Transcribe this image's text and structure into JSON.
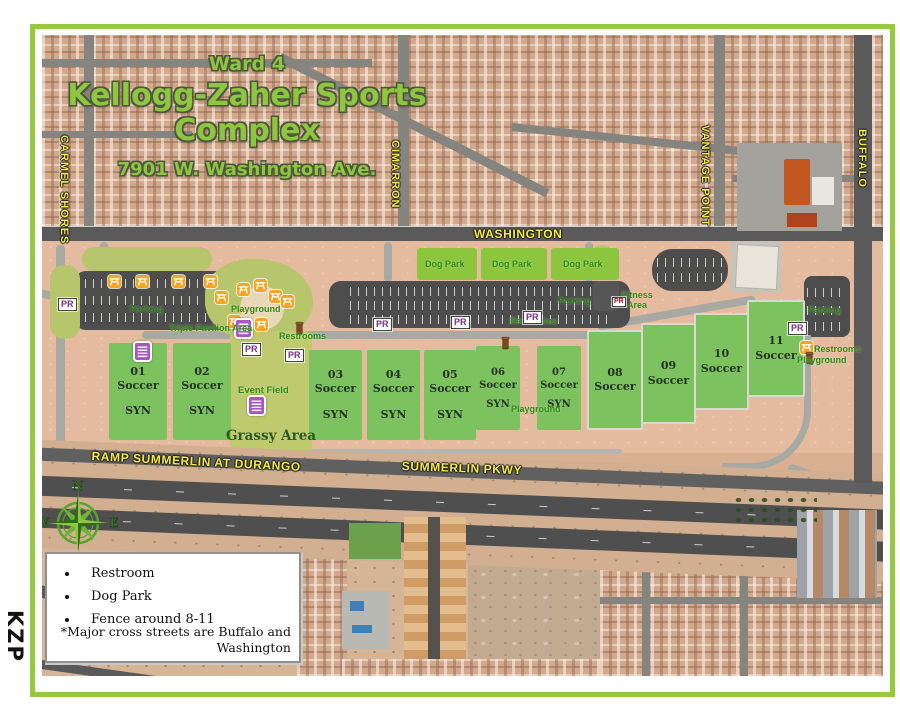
{
  "watermark": "KZP",
  "header": {
    "ward": "Ward 4",
    "title": "Kellogg-Zaher Sports Complex",
    "address": "7901 W. Washington Ave."
  },
  "streets": {
    "carmel_shores": "CARMEL SHORES",
    "cimarron": "CIMARRON",
    "washington": "WASHINGTON",
    "vantage_point": "VANTAGE POINT",
    "buffalo": "BUFFALO",
    "ramp_summerlin": "RAMP SUMMERLIN AT DURANGO",
    "summerlin_pkwy": "SUMMERLIN PKWY"
  },
  "labels": {
    "parking": "Parking",
    "restrooms": "Restrooms",
    "playground": "Playground",
    "dog_park": "Dog Park",
    "triple_pavilion": "Triple Pavilion Area",
    "fitness_area": "Fitness Area",
    "event_field": "Event Field",
    "grassy_area": "Grassy Area",
    "pr": "PR"
  },
  "fields": [
    {
      "num": "01",
      "name": "Soccer",
      "syn": "SYN"
    },
    {
      "num": "02",
      "name": "Soccer",
      "syn": "SYN"
    },
    {
      "num": "03",
      "name": "Soccer",
      "syn": "SYN"
    },
    {
      "num": "04",
      "name": "Soccer",
      "syn": "SYN"
    },
    {
      "num": "05",
      "name": "Soccer",
      "syn": "SYN"
    },
    {
      "num": "06",
      "name": "Soccer",
      "syn": "SYN"
    },
    {
      "num": "07",
      "name": "Soccer",
      "syn": "SYN"
    },
    {
      "num": "08",
      "name": "Soccer"
    },
    {
      "num": "09",
      "name": "Soccer"
    },
    {
      "num": "10",
      "name": "Soccer"
    },
    {
      "num": "11",
      "name": "Soccer"
    }
  ],
  "legend": {
    "items": [
      "Restroom",
      "Dog Park",
      "Fence around 8-11"
    ],
    "note": "*Major cross streets are Buffalo and Washington"
  },
  "compass": {
    "n": "N",
    "e": "E",
    "s": "S",
    "w": "W"
  },
  "colors": {
    "frame_green": "#96c93d",
    "title_green": "#8dc63f",
    "street_yellow": "#f7ec3e",
    "field_green": "#7cc25e",
    "dogpark_green": "#8cc63f",
    "label_green": "#2e8b12",
    "pr_purple": "#7b2d8b",
    "picnic_orange": "#f5a423",
    "restroom_purple": "#a855c7"
  }
}
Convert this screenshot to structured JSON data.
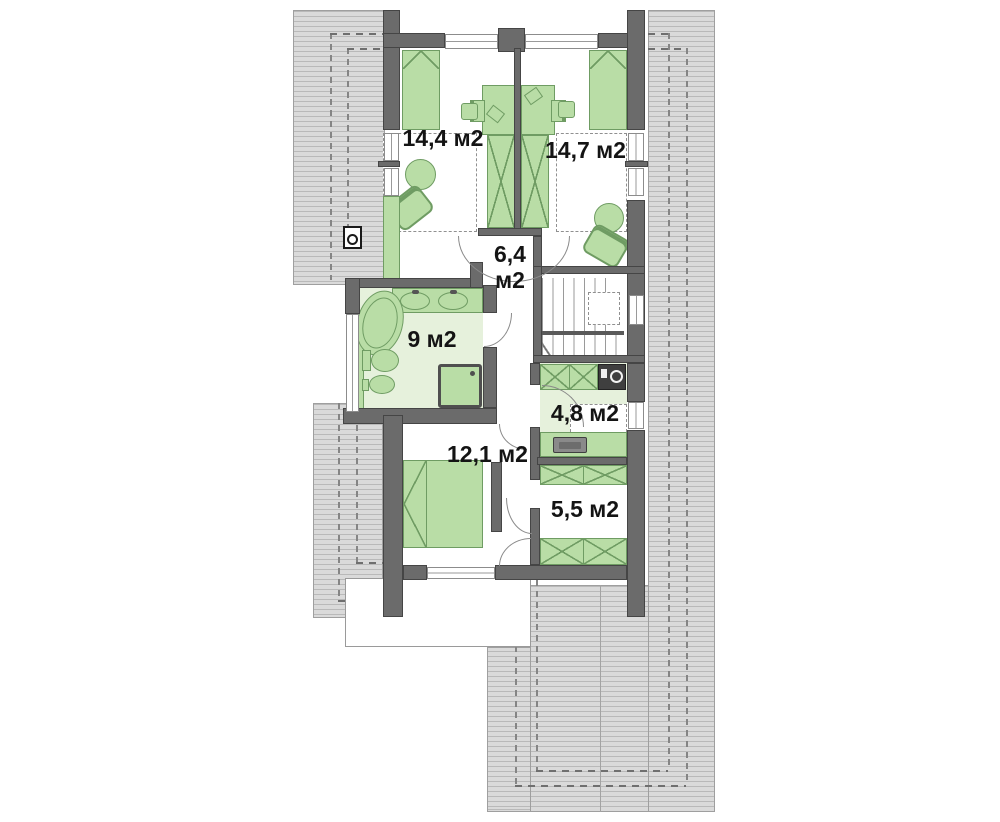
{
  "rooms": {
    "bedroom_top_left": {
      "area": "14,4 м2"
    },
    "bedroom_top_right": {
      "area": "14,7 м2"
    },
    "hall": {
      "area_value": "6,4",
      "area_unit": "м2"
    },
    "bathroom": {
      "area": "9 м2"
    },
    "laundry": {
      "area": "4,8 м2"
    },
    "bedroom_bottom": {
      "area": "12,1 м2"
    },
    "wardrobe_room": {
      "area": "5,5 м2"
    }
  },
  "icons": {
    "roof_window": "roof-window-icon"
  },
  "colors": {
    "furniture_green": "#b9dda6",
    "furniture_green_dark": "#6f9c63",
    "floor_green": "#e6f1dc",
    "wall_gray": "#6b6b6b",
    "wall_dark": "#454545",
    "roof_fill": "#dadada",
    "roof_stripe": "#b9b9b9",
    "text_color": "#141414"
  }
}
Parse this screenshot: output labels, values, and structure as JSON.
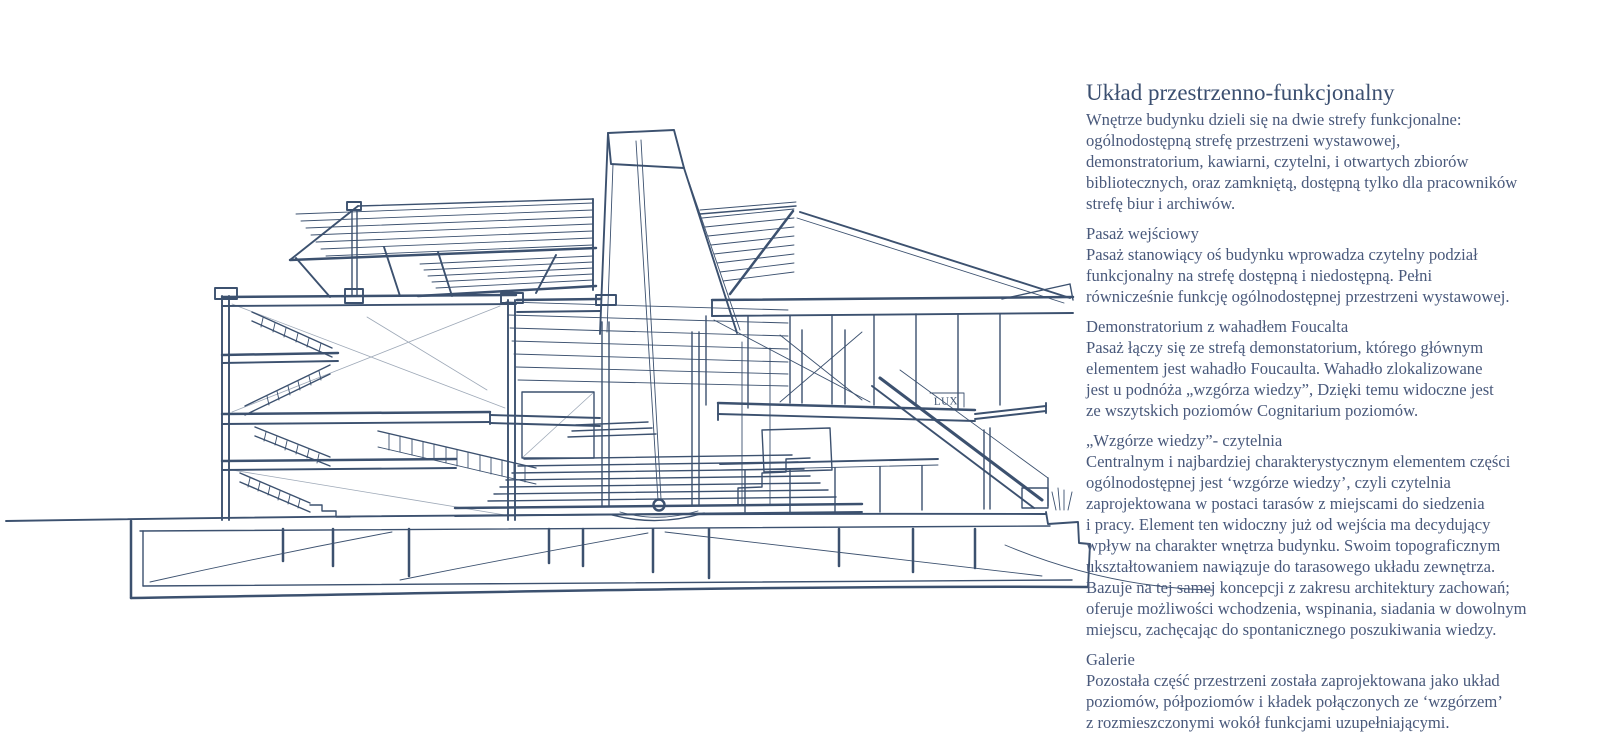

##########

Do this.
Apart from the pictures, the entries above are to be repeated in full and exactly.

Solution for this problem.
Transcribe this image's text and structure into JSON.
{
  "watermark": "KZP",
  "header": {
    "ward": "Ward 4",
    "title": "Kellogg-Zaher Sports Complex",
    "address": "7901 W. Washington Ave."
  },
  "streets": {
    "carmel_shores": "CARMEL SHORES",
    "cimarron": "CIMARRON",
    "washington": "WASHINGTON",
    "vantage_point": "VANTAGE POINT",
    "buffalo": "BUFFALO",
    "ramp_summerlin": "RAMP SUMMERLIN AT DURANGO",
    "summerlin_pkwy": "SUMMERLIN PKWY"
  },
  "labels": {
    "parking": "Parking",
    "restrooms": "Restrooms",
    "playground": "Playground",
    "dog_park": "Dog Park",
    "triple_pavilion": "Triple Pavilion Area",
    "fitness_area": "Fitness Area",
    "event_field": "Event Field",
    "grassy_area": "Grassy Area",
    "pr": "PR"
  },
  "fields": [
    {
      "num": "01",
      "name": "Soccer",
      "syn": "SYN"
    },
    {
      "num": "02",
      "name": "Soccer",
      "syn": "SYN"
    },
    {
      "num": "03",
      "name": "Soccer",
      "syn": "SYN"
    },
    {
      "num": "04",
      "name": "Soccer",
      "syn": "SYN"
    },
    {
      "num": "05",
      "name": "Soccer",
      "syn": "SYN"
    },
    {
      "num": "06",
      "name": "Soccer",
      "syn": "SYN"
    },
    {
      "num": "07",
      "name": "Soccer",
      "syn": "SYN"
    },
    {
      "num": "08",
      "name": "Soccer"
    },
    {
      "num": "09",
      "name": "Soccer"
    },
    {
      "num": "10",
      "name": "Soccer"
    },
    {
      "num": "11",
      "name": "Soccer"
    }
  ],
  "legend": {
    "items": [
      "Restroom",
      "Dog Park",
      "Fence around 8-11"
    ],
    "note": "*Major cross streets are Buffalo and Washington"
  },
  "compass": {
    "n": "N",
    "e": "E",
    "s": "S",
    "w": "W"
  },
  "colors": {
    "frame_green": "#96c93d",
    "title_green": "#8dc63f",
    "street_yellow": "#f7ec3e",
    "field_green": "#7cc25e",
    "dogpark_green": "#8cc63f",
    "label_green": "#2e8b12",
    "pr_purple": "#7b2d8b",
    "picnic_orange": "#f5a423",
    "restroom_purple": "#a855c7"
  }
}
Convert this screenshot to structured JSON data.
{
  "rooms": {
    "bedroom_top_left": {
      "area": "14,4 м2"
    },
    "bedroom_top_right": {
      "area": "14,7 м2"
    },
    "hall": {
      "area_value": "6,4",
      "area_unit": "м2"
    },
    "bathroom": {
      "area": "9 м2"
    },
    "laundry": {
      "area": "4,8 м2"
    },
    "bedroom_bottom": {
      "area": "12,1 м2"
    },
    "wardrobe_room": {
      "area": "5,5 м2"
    }
  },
  "icons": {
    "roof_window": "roof-window-icon"
  },
  "colors": {
    "furniture_green": "#b9dda6",
    "furniture_green_dark": "#6f9c63",
    "floor_green": "#e6f1dc",
    "wall_gray": "#6b6b6b",
    "wall_dark": "#454545",
    "roof_fill": "#dadada",
    "roof_stripe": "#b9b9b9",
    "text_color": "#141414"
  }
}
Parse this screenshot: output labels, values, and structure as JSON.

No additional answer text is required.